#### Requirements
Leave every picture out and write out the records below exactly.

[Entries taken from a collection]
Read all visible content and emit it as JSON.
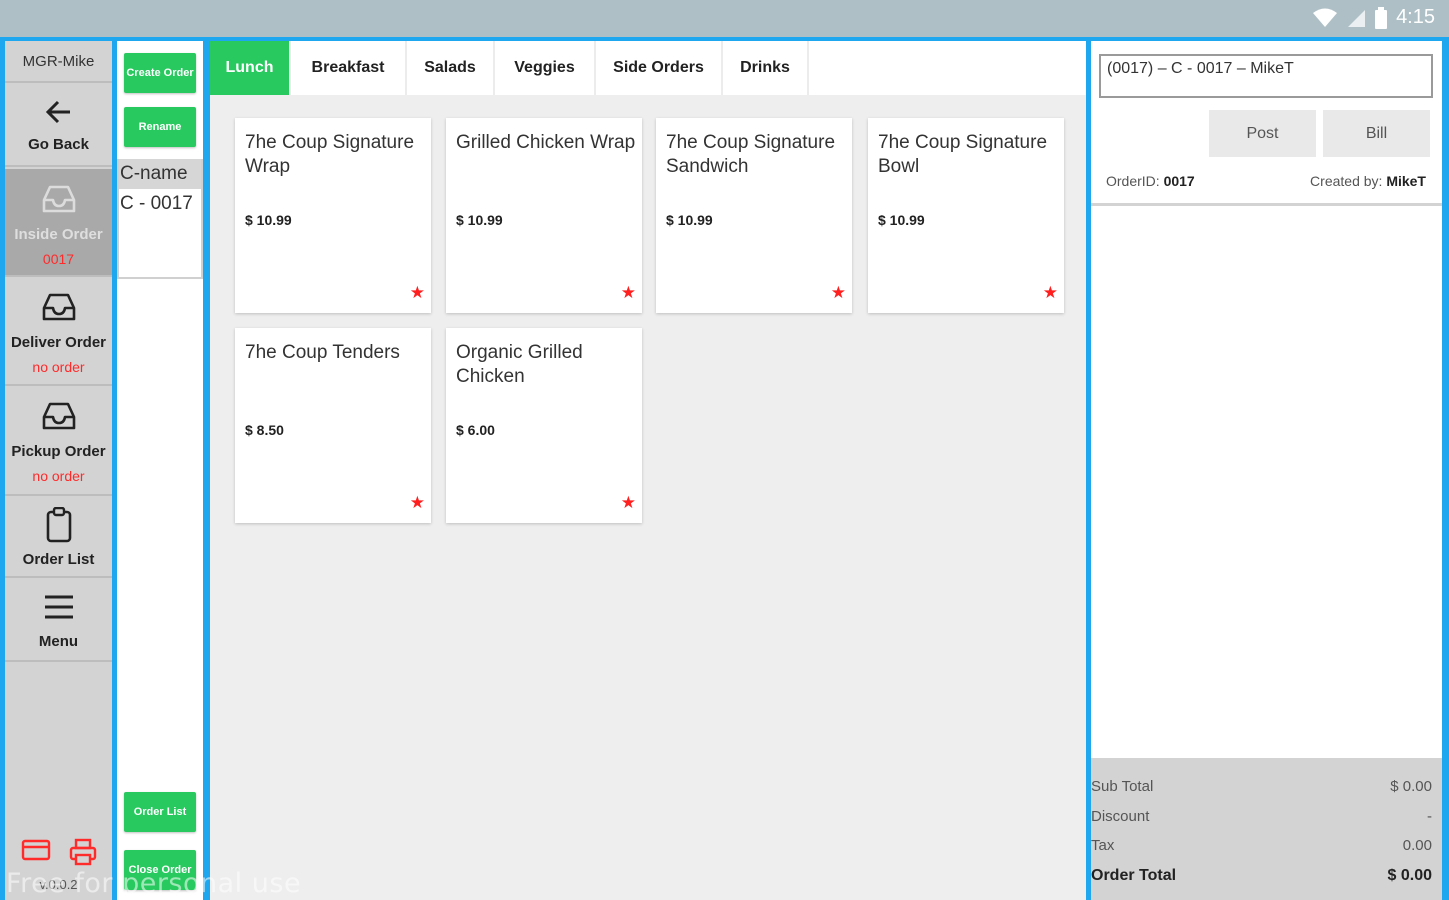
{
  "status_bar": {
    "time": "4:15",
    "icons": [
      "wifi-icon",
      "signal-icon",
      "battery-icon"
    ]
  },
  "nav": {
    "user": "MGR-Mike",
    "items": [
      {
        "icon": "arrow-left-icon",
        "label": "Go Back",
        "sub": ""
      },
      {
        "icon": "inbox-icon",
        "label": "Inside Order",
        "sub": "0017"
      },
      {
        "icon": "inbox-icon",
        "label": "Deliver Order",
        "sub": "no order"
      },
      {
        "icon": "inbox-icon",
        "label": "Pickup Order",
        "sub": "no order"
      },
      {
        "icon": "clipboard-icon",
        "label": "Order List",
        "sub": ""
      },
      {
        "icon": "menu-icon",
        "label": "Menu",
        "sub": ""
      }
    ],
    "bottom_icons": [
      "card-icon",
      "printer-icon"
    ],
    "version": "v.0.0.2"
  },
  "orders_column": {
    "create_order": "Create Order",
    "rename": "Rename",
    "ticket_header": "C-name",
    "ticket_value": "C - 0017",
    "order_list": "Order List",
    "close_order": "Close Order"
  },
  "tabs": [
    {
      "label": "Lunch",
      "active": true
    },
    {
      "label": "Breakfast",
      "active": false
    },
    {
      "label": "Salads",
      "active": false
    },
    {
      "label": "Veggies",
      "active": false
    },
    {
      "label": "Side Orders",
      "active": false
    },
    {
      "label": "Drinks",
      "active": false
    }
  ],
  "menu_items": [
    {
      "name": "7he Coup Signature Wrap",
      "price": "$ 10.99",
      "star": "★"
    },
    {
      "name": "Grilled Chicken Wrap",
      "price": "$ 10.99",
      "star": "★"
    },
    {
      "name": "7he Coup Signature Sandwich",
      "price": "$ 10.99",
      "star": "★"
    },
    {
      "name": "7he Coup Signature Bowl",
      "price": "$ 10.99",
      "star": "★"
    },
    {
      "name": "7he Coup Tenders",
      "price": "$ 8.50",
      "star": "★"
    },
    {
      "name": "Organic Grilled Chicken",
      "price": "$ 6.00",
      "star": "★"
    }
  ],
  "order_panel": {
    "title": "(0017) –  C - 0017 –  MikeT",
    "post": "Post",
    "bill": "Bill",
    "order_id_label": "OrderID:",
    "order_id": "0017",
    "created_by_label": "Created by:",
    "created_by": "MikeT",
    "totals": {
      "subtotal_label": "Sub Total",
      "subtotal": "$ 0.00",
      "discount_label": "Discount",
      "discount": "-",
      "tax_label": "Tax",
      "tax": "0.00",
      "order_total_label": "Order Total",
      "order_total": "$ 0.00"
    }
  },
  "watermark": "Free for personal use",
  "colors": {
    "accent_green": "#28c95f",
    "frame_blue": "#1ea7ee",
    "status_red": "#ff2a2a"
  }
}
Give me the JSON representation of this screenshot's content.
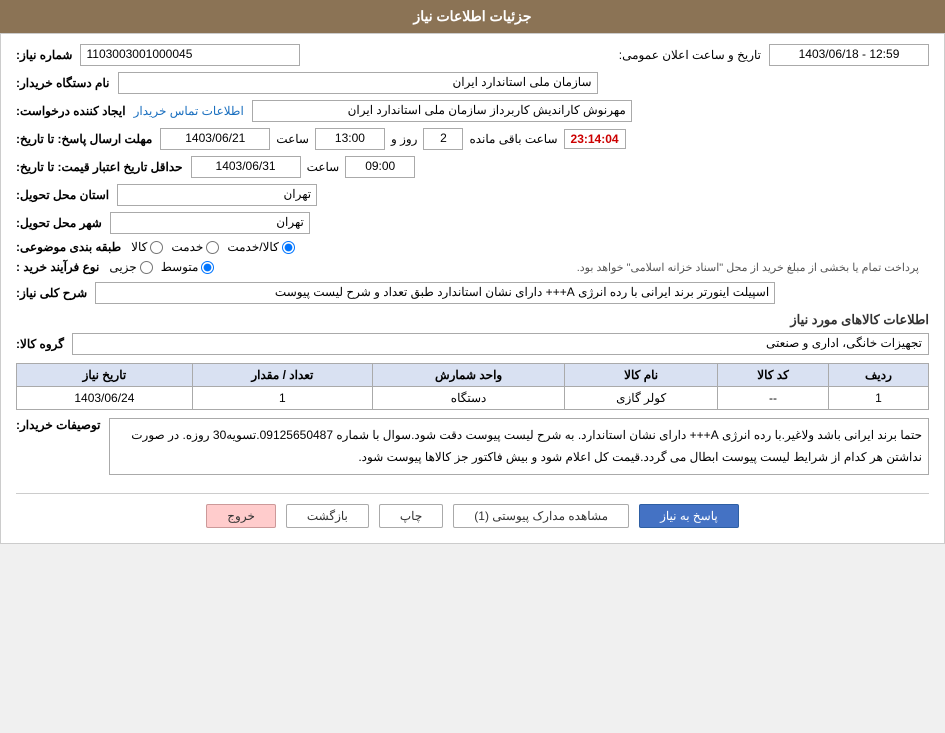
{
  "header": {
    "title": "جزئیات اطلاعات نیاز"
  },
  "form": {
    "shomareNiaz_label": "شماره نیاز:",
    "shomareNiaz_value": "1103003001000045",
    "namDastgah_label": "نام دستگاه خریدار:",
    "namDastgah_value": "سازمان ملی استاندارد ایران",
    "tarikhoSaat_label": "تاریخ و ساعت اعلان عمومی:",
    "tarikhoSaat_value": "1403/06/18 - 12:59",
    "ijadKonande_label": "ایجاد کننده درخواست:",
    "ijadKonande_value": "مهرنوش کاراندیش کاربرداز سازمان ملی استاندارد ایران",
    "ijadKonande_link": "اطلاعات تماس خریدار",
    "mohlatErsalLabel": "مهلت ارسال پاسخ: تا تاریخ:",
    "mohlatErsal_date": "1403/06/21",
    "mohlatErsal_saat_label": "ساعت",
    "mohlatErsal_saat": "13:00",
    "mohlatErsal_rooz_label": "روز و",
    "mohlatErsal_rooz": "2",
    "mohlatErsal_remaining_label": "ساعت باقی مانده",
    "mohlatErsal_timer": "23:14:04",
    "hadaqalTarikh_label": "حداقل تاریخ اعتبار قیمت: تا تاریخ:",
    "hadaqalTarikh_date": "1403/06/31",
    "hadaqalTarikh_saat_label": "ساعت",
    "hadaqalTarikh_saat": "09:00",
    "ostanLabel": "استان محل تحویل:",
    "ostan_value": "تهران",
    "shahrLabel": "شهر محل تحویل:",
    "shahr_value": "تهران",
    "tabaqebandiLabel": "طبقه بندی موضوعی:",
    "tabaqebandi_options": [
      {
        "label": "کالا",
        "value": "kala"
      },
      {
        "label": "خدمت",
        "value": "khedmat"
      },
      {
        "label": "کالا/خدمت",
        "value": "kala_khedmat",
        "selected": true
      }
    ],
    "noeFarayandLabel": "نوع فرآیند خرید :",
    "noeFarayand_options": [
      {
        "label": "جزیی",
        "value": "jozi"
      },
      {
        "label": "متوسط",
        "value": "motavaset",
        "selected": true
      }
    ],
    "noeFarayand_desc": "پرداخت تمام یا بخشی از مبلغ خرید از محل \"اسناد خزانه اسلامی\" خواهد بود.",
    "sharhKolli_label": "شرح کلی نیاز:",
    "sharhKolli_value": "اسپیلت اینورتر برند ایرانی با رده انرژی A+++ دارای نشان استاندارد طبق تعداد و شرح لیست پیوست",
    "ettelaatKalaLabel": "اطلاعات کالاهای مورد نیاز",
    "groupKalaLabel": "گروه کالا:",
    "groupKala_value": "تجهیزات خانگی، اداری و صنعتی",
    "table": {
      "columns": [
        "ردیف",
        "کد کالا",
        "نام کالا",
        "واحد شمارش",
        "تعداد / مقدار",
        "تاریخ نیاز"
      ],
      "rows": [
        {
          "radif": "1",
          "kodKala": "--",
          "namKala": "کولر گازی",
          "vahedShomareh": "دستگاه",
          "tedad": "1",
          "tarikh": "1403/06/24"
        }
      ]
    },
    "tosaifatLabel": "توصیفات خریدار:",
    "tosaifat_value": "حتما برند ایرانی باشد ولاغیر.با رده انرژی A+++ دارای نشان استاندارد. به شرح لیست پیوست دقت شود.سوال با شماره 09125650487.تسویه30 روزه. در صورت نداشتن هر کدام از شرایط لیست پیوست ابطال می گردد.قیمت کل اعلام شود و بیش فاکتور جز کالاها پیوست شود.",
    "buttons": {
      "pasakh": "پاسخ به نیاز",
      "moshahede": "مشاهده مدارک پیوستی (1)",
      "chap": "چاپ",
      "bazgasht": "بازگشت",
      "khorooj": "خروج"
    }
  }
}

#### The reply
Read all visible content and emit it as JSON.
{
  "status_bar": {
    "time": "4:15",
    "icons": [
      "wifi-icon",
      "signal-icon",
      "battery-icon"
    ]
  },
  "nav": {
    "user": "MGR-Mike",
    "items": [
      {
        "icon": "arrow-left-icon",
        "label": "Go Back",
        "sub": ""
      },
      {
        "icon": "inbox-icon",
        "label": "Inside Order",
        "sub": "0017"
      },
      {
        "icon": "inbox-icon",
        "label": "Deliver Order",
        "sub": "no order"
      },
      {
        "icon": "inbox-icon",
        "label": "Pickup Order",
        "sub": "no order"
      },
      {
        "icon": "clipboard-icon",
        "label": "Order List",
        "sub": ""
      },
      {
        "icon": "menu-icon",
        "label": "Menu",
        "sub": ""
      }
    ],
    "bottom_icons": [
      "card-icon",
      "printer-icon"
    ],
    "version": "v.0.0.2"
  },
  "orders_column": {
    "create_order": "Create Order",
    "rename": "Rename",
    "ticket_header": "C-name",
    "ticket_value": "C - 0017",
    "order_list": "Order List",
    "close_order": "Close Order"
  },
  "tabs": [
    {
      "label": "Lunch",
      "active": true
    },
    {
      "label": "Breakfast",
      "active": false
    },
    {
      "label": "Salads",
      "active": false
    },
    {
      "label": "Veggies",
      "active": false
    },
    {
      "label": "Side Orders",
      "active": false
    },
    {
      "label": "Drinks",
      "active": false
    }
  ],
  "menu_items": [
    {
      "name": "7he Coup Signature Wrap",
      "price": "$ 10.99",
      "star": "★"
    },
    {
      "name": "Grilled Chicken Wrap",
      "price": "$ 10.99",
      "star": "★"
    },
    {
      "name": "7he Coup Signature Sandwich",
      "price": "$ 10.99",
      "star": "★"
    },
    {
      "name": "7he Coup Signature Bowl",
      "price": "$ 10.99",
      "star": "★"
    },
    {
      "name": "7he Coup Tenders",
      "price": "$ 8.50",
      "star": "★"
    },
    {
      "name": "Organic Grilled Chicken",
      "price": "$ 6.00",
      "star": "★"
    }
  ],
  "order_panel": {
    "title": "(0017) –  C - 0017 –  MikeT",
    "post": "Post",
    "bill": "Bill",
    "order_id_label": "OrderID:",
    "order_id": "0017",
    "created_by_label": "Created by:",
    "created_by": "MikeT",
    "totals": {
      "subtotal_label": "Sub Total",
      "subtotal": "$ 0.00",
      "discount_label": "Discount",
      "discount": "-",
      "tax_label": "Tax",
      "tax": "0.00",
      "order_total_label": "Order Total",
      "order_total": "$ 0.00"
    }
  },
  "watermark": "Free for personal use",
  "colors": {
    "accent_green": "#28c95f",
    "frame_blue": "#1ea7ee",
    "status_red": "#ff2a2a"
  }
}
Give me the JSON representation of this screenshot's content.
{
  "header": {
    "title": "جزئیات اطلاعات نیاز"
  },
  "form": {
    "shomareNiaz_label": "شماره نیاز:",
    "shomareNiaz_value": "1103003001000045",
    "namDastgah_label": "نام دستگاه خریدار:",
    "namDastgah_value": "سازمان ملی استاندارد ایران",
    "tarikhoSaat_label": "تاریخ و ساعت اعلان عمومی:",
    "tarikhoSaat_value": "1403/06/18 - 12:59",
    "ijadKonande_label": "ایجاد کننده درخواست:",
    "ijadKonande_value": "مهرنوش کاراندیش کاربرداز سازمان ملی استاندارد ایران",
    "ijadKonande_link": "اطلاعات تماس خریدار",
    "mohlatErsalLabel": "مهلت ارسال پاسخ: تا تاریخ:",
    "mohlatErsal_date": "1403/06/21",
    "mohlatErsal_saat_label": "ساعت",
    "mohlatErsal_saat": "13:00",
    "mohlatErsal_rooz_label": "روز و",
    "mohlatErsal_rooz": "2",
    "mohlatErsal_remaining_label": "ساعت باقی مانده",
    "mohlatErsal_timer": "23:14:04",
    "hadaqalTarikh_label": "حداقل تاریخ اعتبار قیمت: تا تاریخ:",
    "hadaqalTarikh_date": "1403/06/31",
    "hadaqalTarikh_saat_label": "ساعت",
    "hadaqalTarikh_saat": "09:00",
    "ostanLabel": "استان محل تحویل:",
    "ostan_value": "تهران",
    "shahrLabel": "شهر محل تحویل:",
    "shahr_value": "تهران",
    "tabaqebandiLabel": "طبقه بندی موضوعی:",
    "tabaqebandi_options": [
      {
        "label": "کالا",
        "value": "kala"
      },
      {
        "label": "خدمت",
        "value": "khedmat"
      },
      {
        "label": "کالا/خدمت",
        "value": "kala_khedmat",
        "selected": true
      }
    ],
    "noeFarayandLabel": "نوع فرآیند خرید :",
    "noeFarayand_options": [
      {
        "label": "جزیی",
        "value": "jozi"
      },
      {
        "label": "متوسط",
        "value": "motavaset",
        "selected": true
      }
    ],
    "noeFarayand_desc": "پرداخت تمام یا بخشی از مبلغ خرید از محل \"اسناد خزانه اسلامی\" خواهد بود.",
    "sharhKolli_label": "شرح کلی نیاز:",
    "sharhKolli_value": "اسپیلت اینورتر برند ایرانی با رده انرژی A+++ دارای نشان استاندارد طبق تعداد و شرح لیست پیوست",
    "ettelaatKalaLabel": "اطلاعات کالاهای مورد نیاز",
    "groupKalaLabel": "گروه کالا:",
    "groupKala_value": "تجهیزات خانگی، اداری و صنعتی",
    "table": {
      "columns": [
        "ردیف",
        "کد کالا",
        "نام کالا",
        "واحد شمارش",
        "تعداد / مقدار",
        "تاریخ نیاز"
      ],
      "rows": [
        {
          "radif": "1",
          "kodKala": "--",
          "namKala": "کولر گازی",
          "vahedShomareh": "دستگاه",
          "tedad": "1",
          "tarikh": "1403/06/24"
        }
      ]
    },
    "tosaifatLabel": "توصیفات خریدار:",
    "tosaifat_value": "حتما برند ایرانی باشد ولاغیر.با رده انرژی A+++ دارای نشان استاندارد. به شرح لیست پیوست دقت شود.سوال با شماره 09125650487.تسویه30 روزه. در صورت نداشتن هر کدام از شرایط لیست پیوست ابطال می گردد.قیمت کل اعلام شود و بیش فاکتور جز کالاها پیوست شود.",
    "buttons": {
      "pasakh": "پاسخ به نیاز",
      "moshahede": "مشاهده مدارک پیوستی (1)",
      "chap": "چاپ",
      "bazgasht": "بازگشت",
      "khorooj": "خروج"
    }
  }
}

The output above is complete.